• _BRIEF_
Give the lines of the listing below from the start through the line containing "x-tick-label-2015-16: 2015–16: [253, 677, 357, 705]" as a JSON list of strings, one string per line and blank lines omitted.

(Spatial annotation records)

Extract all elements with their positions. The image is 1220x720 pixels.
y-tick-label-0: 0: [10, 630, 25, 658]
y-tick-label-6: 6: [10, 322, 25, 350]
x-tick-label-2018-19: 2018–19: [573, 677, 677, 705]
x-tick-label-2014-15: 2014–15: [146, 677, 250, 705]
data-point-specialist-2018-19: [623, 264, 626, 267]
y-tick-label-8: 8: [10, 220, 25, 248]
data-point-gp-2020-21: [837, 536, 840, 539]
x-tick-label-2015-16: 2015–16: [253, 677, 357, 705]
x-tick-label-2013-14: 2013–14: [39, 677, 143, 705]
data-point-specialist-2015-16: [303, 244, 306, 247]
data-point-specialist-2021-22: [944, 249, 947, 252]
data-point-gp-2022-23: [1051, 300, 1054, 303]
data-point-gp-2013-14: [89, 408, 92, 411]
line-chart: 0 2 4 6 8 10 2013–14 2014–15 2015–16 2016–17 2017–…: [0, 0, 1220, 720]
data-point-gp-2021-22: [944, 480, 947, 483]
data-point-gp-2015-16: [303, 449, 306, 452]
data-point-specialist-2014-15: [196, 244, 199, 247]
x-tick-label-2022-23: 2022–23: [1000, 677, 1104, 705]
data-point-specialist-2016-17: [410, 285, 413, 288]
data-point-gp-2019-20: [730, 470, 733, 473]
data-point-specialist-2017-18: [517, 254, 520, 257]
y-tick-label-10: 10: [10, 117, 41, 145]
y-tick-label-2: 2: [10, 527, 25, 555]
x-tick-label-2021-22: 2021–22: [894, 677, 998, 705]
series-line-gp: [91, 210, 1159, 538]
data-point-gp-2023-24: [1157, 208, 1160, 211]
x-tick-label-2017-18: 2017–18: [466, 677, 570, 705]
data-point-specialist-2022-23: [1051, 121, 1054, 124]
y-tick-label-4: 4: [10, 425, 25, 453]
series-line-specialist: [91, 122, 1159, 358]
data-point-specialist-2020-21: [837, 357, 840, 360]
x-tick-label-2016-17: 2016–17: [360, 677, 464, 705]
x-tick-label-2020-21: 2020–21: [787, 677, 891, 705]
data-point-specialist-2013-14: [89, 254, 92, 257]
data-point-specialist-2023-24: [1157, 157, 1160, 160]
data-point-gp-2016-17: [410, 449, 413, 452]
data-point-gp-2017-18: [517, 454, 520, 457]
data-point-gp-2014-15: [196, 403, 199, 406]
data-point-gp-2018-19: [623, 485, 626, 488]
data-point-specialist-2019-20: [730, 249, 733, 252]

• _EXERCISE ANSWER_
[
  "Extract all elements with their positions. The image is 1220x720 pixels.",
  "y-tick-label-0: 0: [10, 630, 25, 658]",
  "y-tick-label-6: 6: [10, 322, 25, 350]",
  "x-tick-label-2018-19: 2018–19: [573, 677, 677, 705]",
  "x-tick-label-2014-15: 2014–15: [146, 677, 250, 705]",
  "data-point-specialist-2018-19: [623, 264, 626, 267]",
  "y-tick-label-8: 8: [10, 220, 25, 248]",
  "data-point-gp-2020-21: [837, 536, 840, 539]",
  "x-tick-label-2015-16: 2015–16: [253, 677, 357, 705]"
]